**DOCUMENT TEXT:**
***

# Nissan Titan



## B-RAD (Jan 26, 2005)

I am looking into buying a 2006 Titan or F-150 and i would like to know whats a fair gas mileage number overall, i know during towing it will be low. But on the sticker its 15city/18highway.....but i'm wondering if those numbers are acurate??

Also i have always had a bench seat with the flip up console but most of the Titans have built in center consoles with the shifter, how do you guys like that? any problems?

Thanks for any feedback.....Stay Warm! sunny


----------



## PDX_Doug (Nov 16, 2004)

Brad,

Those numbers are probably pretty close. When I first got my Titan, I would average about 13.5, but as it broke in (about 12,000 miles) I am up do consistent 14.3-15.5 averages. I get about 1-1.5 better MPG in the summer than winter.

***

**EXERCISE TASKS:**
A – Please pull out everything from "Those numbers are probably" down to "summer than winter." in the Nissan Titan thread, word for word.
B – Render this sentence from the Nissan Titan thread in Spanish: "I get about 1-1.5 better MPG in the summer than winter."

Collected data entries
***

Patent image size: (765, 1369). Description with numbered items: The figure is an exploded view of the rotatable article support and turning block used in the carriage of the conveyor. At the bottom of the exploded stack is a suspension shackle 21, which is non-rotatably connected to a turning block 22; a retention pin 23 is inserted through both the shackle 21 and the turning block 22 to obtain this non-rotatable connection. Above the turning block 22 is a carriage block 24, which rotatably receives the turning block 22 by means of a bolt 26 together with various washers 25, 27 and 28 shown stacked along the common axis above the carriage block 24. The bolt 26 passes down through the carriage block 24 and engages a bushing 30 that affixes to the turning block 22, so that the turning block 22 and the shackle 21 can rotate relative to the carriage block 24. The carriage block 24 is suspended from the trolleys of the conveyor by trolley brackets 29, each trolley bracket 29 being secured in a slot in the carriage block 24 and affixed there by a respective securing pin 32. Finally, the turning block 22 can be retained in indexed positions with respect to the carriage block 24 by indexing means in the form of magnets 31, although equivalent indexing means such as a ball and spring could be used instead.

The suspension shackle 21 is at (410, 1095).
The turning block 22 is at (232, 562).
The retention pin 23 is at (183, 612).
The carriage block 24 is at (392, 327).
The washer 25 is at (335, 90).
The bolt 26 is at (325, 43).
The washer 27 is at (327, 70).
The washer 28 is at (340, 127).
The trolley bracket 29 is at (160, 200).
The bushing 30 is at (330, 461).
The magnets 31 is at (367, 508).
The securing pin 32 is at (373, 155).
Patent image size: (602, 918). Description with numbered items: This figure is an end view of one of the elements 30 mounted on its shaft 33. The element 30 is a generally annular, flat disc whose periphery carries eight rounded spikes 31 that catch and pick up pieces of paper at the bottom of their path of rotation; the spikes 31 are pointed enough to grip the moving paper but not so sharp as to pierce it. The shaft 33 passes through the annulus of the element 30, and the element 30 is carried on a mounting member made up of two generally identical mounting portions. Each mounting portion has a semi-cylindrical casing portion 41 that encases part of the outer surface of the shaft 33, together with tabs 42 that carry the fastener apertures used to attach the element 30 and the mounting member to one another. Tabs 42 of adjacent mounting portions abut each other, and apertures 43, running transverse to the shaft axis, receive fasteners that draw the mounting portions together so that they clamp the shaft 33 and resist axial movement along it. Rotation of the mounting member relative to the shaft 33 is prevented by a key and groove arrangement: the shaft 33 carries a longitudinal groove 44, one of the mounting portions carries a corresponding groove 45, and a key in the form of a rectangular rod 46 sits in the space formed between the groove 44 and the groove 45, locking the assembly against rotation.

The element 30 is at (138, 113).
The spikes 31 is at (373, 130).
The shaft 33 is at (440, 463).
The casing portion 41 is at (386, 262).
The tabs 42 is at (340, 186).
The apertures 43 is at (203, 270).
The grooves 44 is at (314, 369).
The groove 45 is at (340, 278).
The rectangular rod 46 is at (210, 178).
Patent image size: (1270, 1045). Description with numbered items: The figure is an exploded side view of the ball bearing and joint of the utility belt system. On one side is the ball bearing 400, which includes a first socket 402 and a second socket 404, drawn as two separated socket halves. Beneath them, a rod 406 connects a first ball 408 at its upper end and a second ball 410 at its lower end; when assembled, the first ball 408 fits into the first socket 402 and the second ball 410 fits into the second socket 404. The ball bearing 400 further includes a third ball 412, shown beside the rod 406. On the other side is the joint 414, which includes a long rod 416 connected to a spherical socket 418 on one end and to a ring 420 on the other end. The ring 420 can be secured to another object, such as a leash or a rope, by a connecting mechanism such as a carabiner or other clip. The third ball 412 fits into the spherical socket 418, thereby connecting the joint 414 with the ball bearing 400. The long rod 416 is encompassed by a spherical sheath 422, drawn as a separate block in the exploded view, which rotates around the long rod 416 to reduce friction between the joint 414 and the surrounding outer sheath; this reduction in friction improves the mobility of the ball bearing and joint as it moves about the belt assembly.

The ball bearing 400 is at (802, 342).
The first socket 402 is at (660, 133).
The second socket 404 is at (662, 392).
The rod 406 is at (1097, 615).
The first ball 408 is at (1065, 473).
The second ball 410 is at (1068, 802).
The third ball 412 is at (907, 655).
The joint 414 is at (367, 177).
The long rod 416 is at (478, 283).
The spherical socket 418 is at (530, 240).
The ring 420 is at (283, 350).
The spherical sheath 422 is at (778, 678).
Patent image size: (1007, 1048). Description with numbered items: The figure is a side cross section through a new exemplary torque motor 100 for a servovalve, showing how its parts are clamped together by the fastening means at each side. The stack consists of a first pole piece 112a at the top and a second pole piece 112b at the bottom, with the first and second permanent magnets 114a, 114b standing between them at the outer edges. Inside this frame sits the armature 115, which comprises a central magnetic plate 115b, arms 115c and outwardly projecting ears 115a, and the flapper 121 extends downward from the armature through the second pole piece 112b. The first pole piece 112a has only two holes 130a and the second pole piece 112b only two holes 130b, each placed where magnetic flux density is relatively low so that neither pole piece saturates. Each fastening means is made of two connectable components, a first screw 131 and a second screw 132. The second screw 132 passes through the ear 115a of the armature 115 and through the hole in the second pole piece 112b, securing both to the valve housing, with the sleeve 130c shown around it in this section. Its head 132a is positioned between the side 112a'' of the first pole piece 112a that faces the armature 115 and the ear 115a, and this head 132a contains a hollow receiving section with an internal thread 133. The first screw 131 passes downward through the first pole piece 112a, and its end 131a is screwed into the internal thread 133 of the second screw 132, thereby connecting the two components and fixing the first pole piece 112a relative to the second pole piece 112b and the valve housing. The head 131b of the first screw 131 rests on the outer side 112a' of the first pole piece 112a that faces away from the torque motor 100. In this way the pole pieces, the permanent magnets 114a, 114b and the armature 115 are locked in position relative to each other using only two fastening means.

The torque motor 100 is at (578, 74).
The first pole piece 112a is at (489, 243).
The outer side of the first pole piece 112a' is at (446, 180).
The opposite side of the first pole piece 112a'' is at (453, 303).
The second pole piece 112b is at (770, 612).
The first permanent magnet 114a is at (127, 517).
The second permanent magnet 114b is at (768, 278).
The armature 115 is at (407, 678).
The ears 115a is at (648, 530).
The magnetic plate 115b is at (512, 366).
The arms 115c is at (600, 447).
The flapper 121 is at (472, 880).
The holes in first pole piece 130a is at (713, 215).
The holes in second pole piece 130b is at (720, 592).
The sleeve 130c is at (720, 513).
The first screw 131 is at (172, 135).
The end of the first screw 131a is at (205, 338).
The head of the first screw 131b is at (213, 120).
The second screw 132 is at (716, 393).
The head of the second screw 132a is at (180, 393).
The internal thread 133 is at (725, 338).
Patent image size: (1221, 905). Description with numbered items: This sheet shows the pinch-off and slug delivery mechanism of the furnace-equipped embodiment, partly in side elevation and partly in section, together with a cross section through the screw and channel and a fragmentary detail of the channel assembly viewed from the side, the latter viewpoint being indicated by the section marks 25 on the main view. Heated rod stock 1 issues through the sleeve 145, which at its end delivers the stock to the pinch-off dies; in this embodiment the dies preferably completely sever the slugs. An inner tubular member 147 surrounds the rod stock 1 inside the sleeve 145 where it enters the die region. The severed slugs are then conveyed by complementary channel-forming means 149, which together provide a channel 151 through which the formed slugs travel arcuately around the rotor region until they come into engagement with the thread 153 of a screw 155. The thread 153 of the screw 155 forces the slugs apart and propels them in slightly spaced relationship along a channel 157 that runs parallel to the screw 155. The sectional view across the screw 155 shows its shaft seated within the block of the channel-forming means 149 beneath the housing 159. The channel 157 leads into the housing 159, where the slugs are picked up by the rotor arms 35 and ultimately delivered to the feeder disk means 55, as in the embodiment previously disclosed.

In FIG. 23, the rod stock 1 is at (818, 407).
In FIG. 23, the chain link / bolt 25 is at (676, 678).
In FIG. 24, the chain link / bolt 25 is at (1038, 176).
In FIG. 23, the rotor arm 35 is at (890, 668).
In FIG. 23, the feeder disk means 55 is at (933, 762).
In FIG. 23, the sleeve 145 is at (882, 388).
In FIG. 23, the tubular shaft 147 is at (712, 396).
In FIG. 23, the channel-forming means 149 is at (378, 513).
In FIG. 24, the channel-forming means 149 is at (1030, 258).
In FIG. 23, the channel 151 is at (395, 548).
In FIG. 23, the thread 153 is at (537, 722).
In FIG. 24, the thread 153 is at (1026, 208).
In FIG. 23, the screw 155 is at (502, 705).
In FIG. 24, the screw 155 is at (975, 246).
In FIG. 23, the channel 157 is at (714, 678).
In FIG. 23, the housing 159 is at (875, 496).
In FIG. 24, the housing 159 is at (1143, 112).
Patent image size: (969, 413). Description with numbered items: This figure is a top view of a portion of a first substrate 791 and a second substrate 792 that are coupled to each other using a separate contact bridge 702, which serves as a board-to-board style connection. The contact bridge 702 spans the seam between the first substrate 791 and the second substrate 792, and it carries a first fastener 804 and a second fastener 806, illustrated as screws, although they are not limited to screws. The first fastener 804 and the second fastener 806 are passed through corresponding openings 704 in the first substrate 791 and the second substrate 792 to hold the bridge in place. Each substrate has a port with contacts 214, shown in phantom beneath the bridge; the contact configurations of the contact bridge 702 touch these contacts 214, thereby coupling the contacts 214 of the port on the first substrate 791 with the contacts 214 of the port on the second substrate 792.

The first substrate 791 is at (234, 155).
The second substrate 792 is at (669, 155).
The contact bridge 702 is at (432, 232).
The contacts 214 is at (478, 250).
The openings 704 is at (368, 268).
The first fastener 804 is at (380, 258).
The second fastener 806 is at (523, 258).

***

**TASK RESULTS:**
A –
Those numbers are probably pretty close. When I first got my Titan, I would average about 13.5, but as it broke in (about 12,000 miles) I am up do consistent 14.3-15.5 averages. I get about 1-1.5 better MPG in the summer than winter.

B – Obtengo aproximadamente 1-1.5 MPG más en verano que en invierno.